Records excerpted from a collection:

◆ ◆ ◆ ◆ ◆ ◆ ◆

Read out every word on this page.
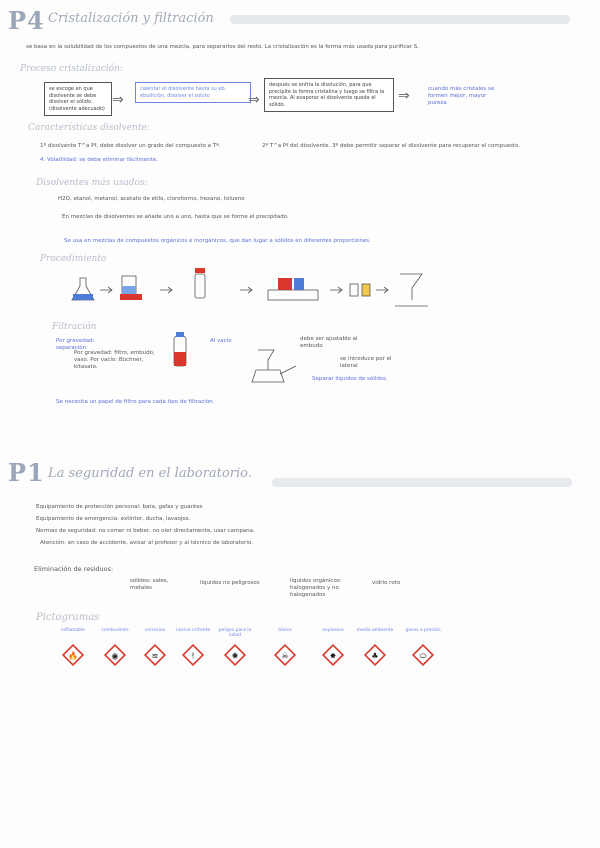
P4 Cristalización y filtración
se basa en la solubilidad de los compuestos de una mezcla, para separarlos del resto. La cristalización es la forma más usada para purificar S.
Proceso cristalización:
se escoge en que disolvente se debe disolver el sólido. (disolvente adecuado)
⇒
calentar el disolvente hasta su eb. ebullición, disolver el soluto	⇒
después se enfría la disolución, para que precipite la forma cristalina y luego se filtra la mezcla. Al evaporar el disolvente queda el sólido.
⇒	cuando más cristales se formen mejor, mayor pureza
Características disolvente:
1º disolvente T^a Pf, debe disolver un grado del compuesto a Tª.	2º T^a Pf del disolvente. 3º debe permitir separar el disolvente para recuperar el compuesto.
4. Volatilidad: se debe eliminar fácilmente.
Disolventes más usados:
H2O, etanol, metanol, acetato de etilo, cloroformo, hexano, tolueno
En mezclas de disolventes se añade uno a uno, hasta que se forme el precipitado.
Se usa en mezclas de compuestos orgánicos e inorgánicos, que dan lugar a sólidos en diferentes proporciones.
Procedimiento
Filtración
Por gravedad: separación
Por gravedad: filtro, embudo, vaso. Por vacío: Büchner, kitasato.
Al vacío	debe ser ajustable al embudo
se introduce por el lateral
Separar líquidos de sólidos.
Se necesita un papel de filtro para cada tipo de filtración.
P1 La seguridad en el laboratorio.
Equipamiento de protección personal: bata, gafas y guantes
Equipamiento de emergencia: extintor, ducha, lavaojos.
Normas de seguridad: no comer ni beber, no oler directamente, usar campana.
Atención: en caso de accidente, avisar al profesor y al técnico de laboratorio.
Eliminación de residuos:
sólidos: sales, metales
líquidos no peligrosos	líquidos orgánicos: halogenados y no halogenados
vidrio roto
Pictogramas
inflamable
🔥
comburente
◉
corrosivo
≋
nocivo irritante
!
peligro para la salud
✺
tóxico
☠
explosivo
✸
medio ambiente
♣
gases a presión
⬭
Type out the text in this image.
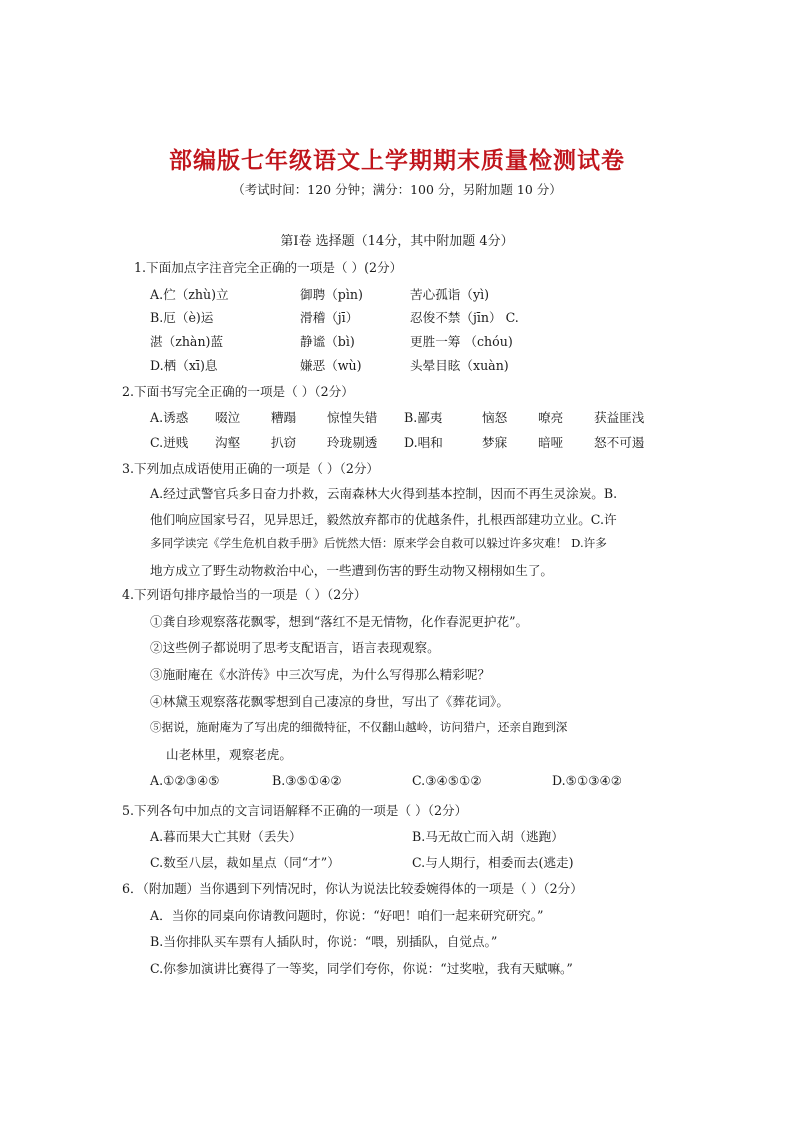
部编版七年级语文上学期期末质量检测试卷
（考试时间：120 分钟；满分：100 分，另附加题 10 分）
第Ⅰ卷 选择题（14分，其中附加题 4分）
1.下面加点字注音完全正确的一项是（ ）(2分）
A.伫（zhù)立	御聘（pìn)	苦心孤诣（yì)
B.厄（è)运	滑稽（jī）	忍俊不禁（jīn） C.
湛（zhàn)蓝	静谧（bì)	更胜一筹 （chóu)
D.栖（xī)息	嫌恶（wù)	头晕目眩（xuàn)
2.下面书写完全正确的一项是（ ）（2分）
A.诱惑 啜泣 糟蹋 惊惶失错 B.鄙夷	恼怒 嘹亮 获益匪浅
C.迸贱 沟壑 扒窃 玲珑剔透 D.唱和	梦寐 暗哑 怒不可遏
3.下列加点成语使用正确的一项是（ ）（2分）
A.经过武警官兵多日奋力扑救，云南森林大火得到基本控制，因而不再生灵涂炭。B.
他们响应国家号召，见异思迁，毅然放弃都市的优越条件，扎根西部建功立业。C.许
多同学读完《学生危机自救手册》后恍然大悟：原来学会自救可以躲过许多灾难！ D.许多
地方成立了野生动物救治中心，一些遭到伤害的野生动物又栩栩如生了。
4.下列语句排序最恰当的一项是（ ）（2分）
①龚自珍观察落花飘零，想到“落红不是无情物，化作春泥更护花”。
②这些例子都说明了思考支配语言，语言表现观察。
③施耐庵在《水浒传》中三次写虎，为什么写得那么精彩呢？
④林黛玉观察落花飘零想到自己凄凉的身世，写出了《葬花词》。
⑤据说，施耐庵为了写出虎的细微特征，不仅翻山越岭，访问猎户，还亲自跑到深
山老林里，观察老虎。
A.①②③④⑤	B.③⑤①④②	C.③④⑤①②	D.⑤①③④②
5.下列各句中加点的文言词语解释不正确的一项是（ ）（2分）
A.暮而果大亡其财（丢失）	B.马无故亡而入胡（逃跑）
C.数至八层，裁如星点（同“才”）	C.与人期行，相委而去(逃走)
6．（附加题）当你遇到下列情况时，你认为说法比较委婉得体的一项是（ ）（2分）
A．当你的同桌向你请教问题时，你说：“好吧！咱们一起来研究研究。”
B.当你排队买车票有人插队时，你说：“喂，别插队，自觉点。”
C.你参加演讲比赛得了一等奖，同学们夸你，你说：“过奖啦，我有天赋嘛。”
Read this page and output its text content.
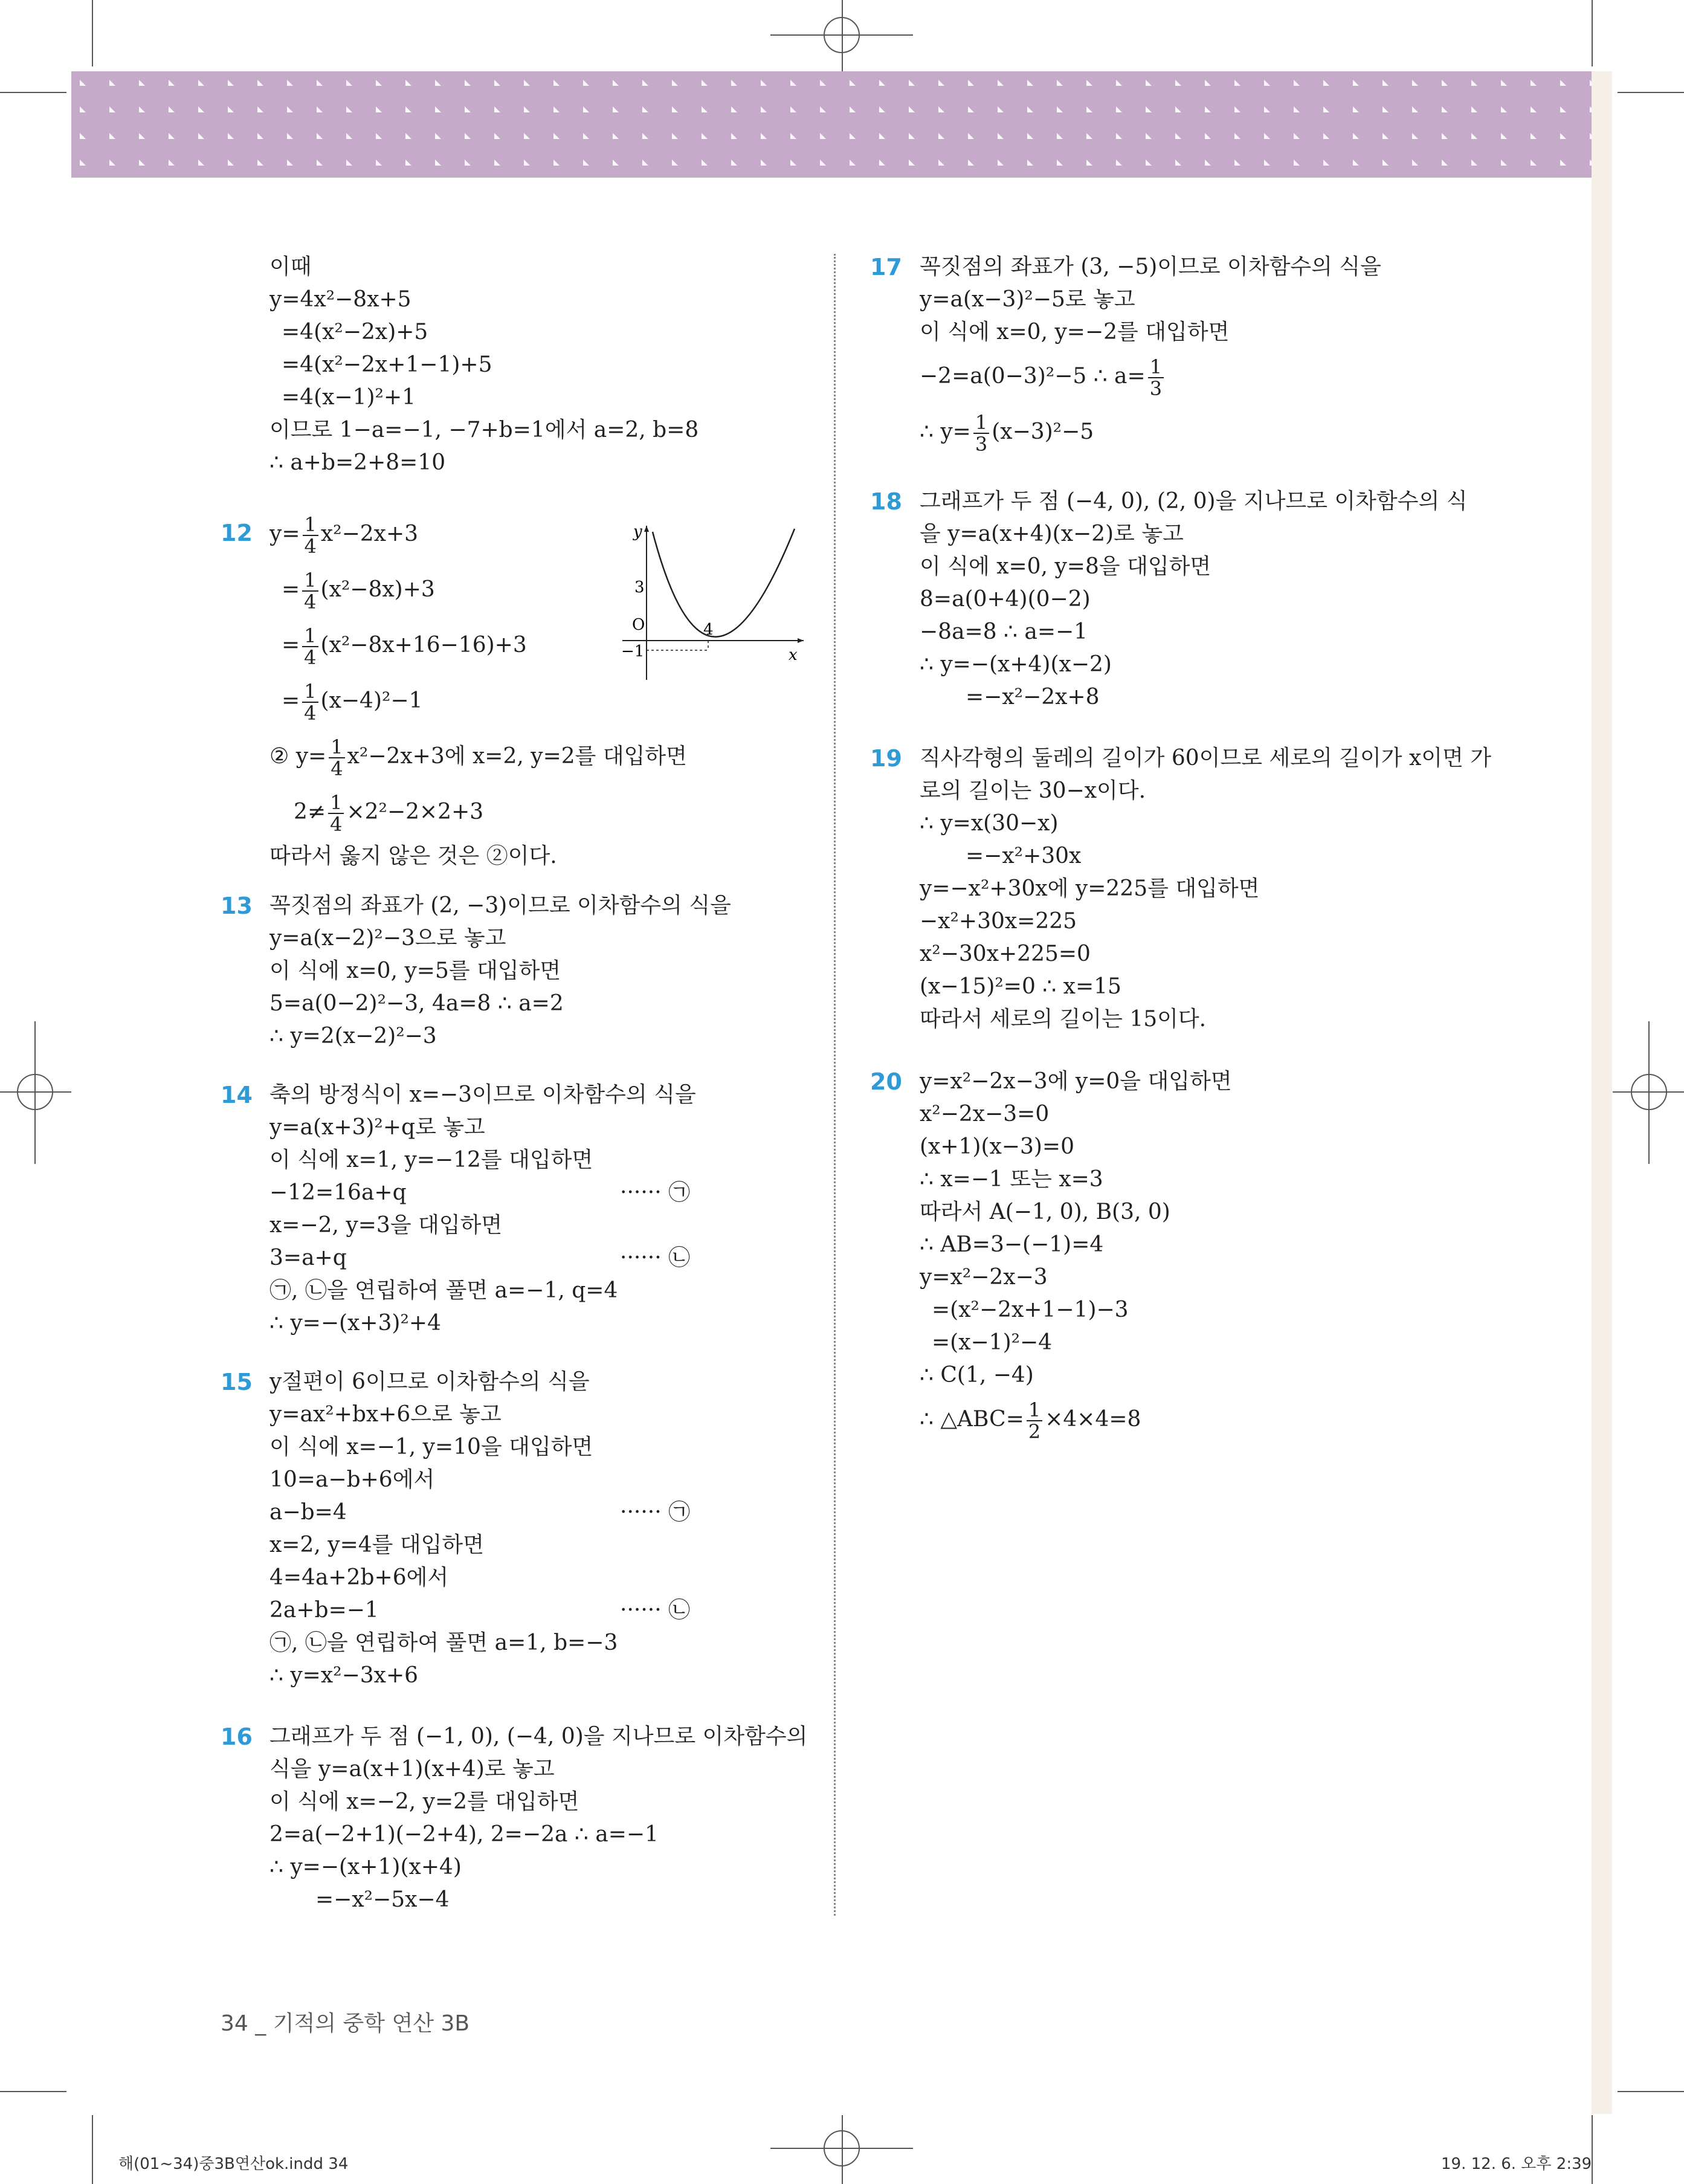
이때
y=4x²−8x+5
=4(x²−2x)+5
=4(x²−2x+1−1)+5
=4(x−1)²+1
이므로 1−a=−1, −7+b=1에서 a=2, b=8
∴ a+b=2+8=10
12 $y= \frac{1}{4} x^2-2x+3$
= $\frac{1}{4} (x^2-8x)+3$
= $\frac{1}{4} (x^2-8x+16-16)+3$
= $\frac{1}{4} (x-4)^2-1$
② $y= \frac{1}{4} x^2-2x+3$에 x=2, y=2를 대입하면
$2\ne \frac{1}{4} \times 2^2-2\times 2+3$
따라서 옳지 않은 것은 ②이다.
y
x
O
3
4
−1
13 꼭짓점의 좌표가 (2, −3)이므로 이차함수의 식을
y=a(x−2)²−3으로 놓고
이 식에 x=0, y=5를 대입하면
5=a(0−2)²−3, 4a=8 ∴ a=2
∴ y=2(x−2)²−3
14 축의 방정식이 x=−3이므로 이차함수의 식을
y=a(x+3)²+q로 놓고
이 식에 x=1, y=−12를 대입하면
−12=16a+q	······ ㉠
x=−2, y=3을 대입하면
3=a+q	······ ㉡
㉠, ㉡을 연립하여 풀면 a=−1, q=4
∴ y=−(x+3)²+4
15 y절편이 6이므로 이차함수의 식을
y=ax²+bx+6으로 놓고
이 식에 x=−1, y=10을 대입하면
10=a−b+6에서
a−b=4	······ ㉠
x=2, y=4를 대입하면
4=4a+2b+6에서
2a+b=−1	······ ㉡
㉠, ㉡을 연립하여 풀면 a=1, b=−3
∴ y=x²−3x+6
16 그래프가 두 점 (−1, 0), (−4, 0)을 지나므로 이차함수의
식을 y=a(x+1)(x+4)로 놓고
이 식에 x=−2, y=2를 대입하면
2=a(−2+1)(−2+4), 2=−2a ∴ a=−1
∴ y=−(x+1)(x+4)
=−x²−5x−4
17 꼭짓점의 좌표가 (3, −5)이므로 이차함수의 식을
y=a(x−3)²−5로 놓고
이 식에 x=0, y=−2를 대입하면
−2=a(0−3)²−5 ∴ $a= \frac{1}{3}$
∴ $y= \frac{1}{3} (x-3)^2-5$
18 그래프가 두 점 (−4, 0), (2, 0)을 지나므로 이차함수의 식
을 y=a(x+4)(x−2)로 놓고
이 식에 x=0, y=8을 대입하면
8=a(0+4)(0−2)
−8a=8 ∴ a=−1
∴ y=−(x+4)(x−2)
=−x²−2x+8
19 직사각형의 둘레의 길이가 60이므로 세로의 길이가 x이면 가
로의 길이는 30−x이다.
∴ y=x(30−x)
=−x²+30x
y=−x²+30x에 y=225를 대입하면
−x²+30x=225
x²−30x+225=0
(x−15)²=0 ∴ x=15
따라서 세로의 길이는 15이다.
20 y=x²−2x−3에 y=0을 대입하면
x²−2x−3=0
(x+1)(x−3)=0
∴ x=−1 또는 x=3
따라서 A(−1, 0), B(3, 0)
∴ AB=3−(−1)=4
y=x²−2x−3
=(x²−2x+1−1)−3
=(x−1)²−4
∴ C(1, −4)
∴ △ABC= $\frac{1}{2} \times 4\times 4=8$
34 _ 기적의 중학 연산 3B
해(01~34)중3B연산ok.indd 34	19. 12. 6. 오후 2:39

◆ ◆ ◆ ◆ ◆ ◆ ◆

Goal
Copy each line that contains the word "mezclas".

Response
En mezclas de disolventes se añade uno a uno, hasta que se forme el precipitado.
Se usa en mezclas de compuestos orgánicos e inorgánicos, que dan lugar a sólidos en diferentes proporciones.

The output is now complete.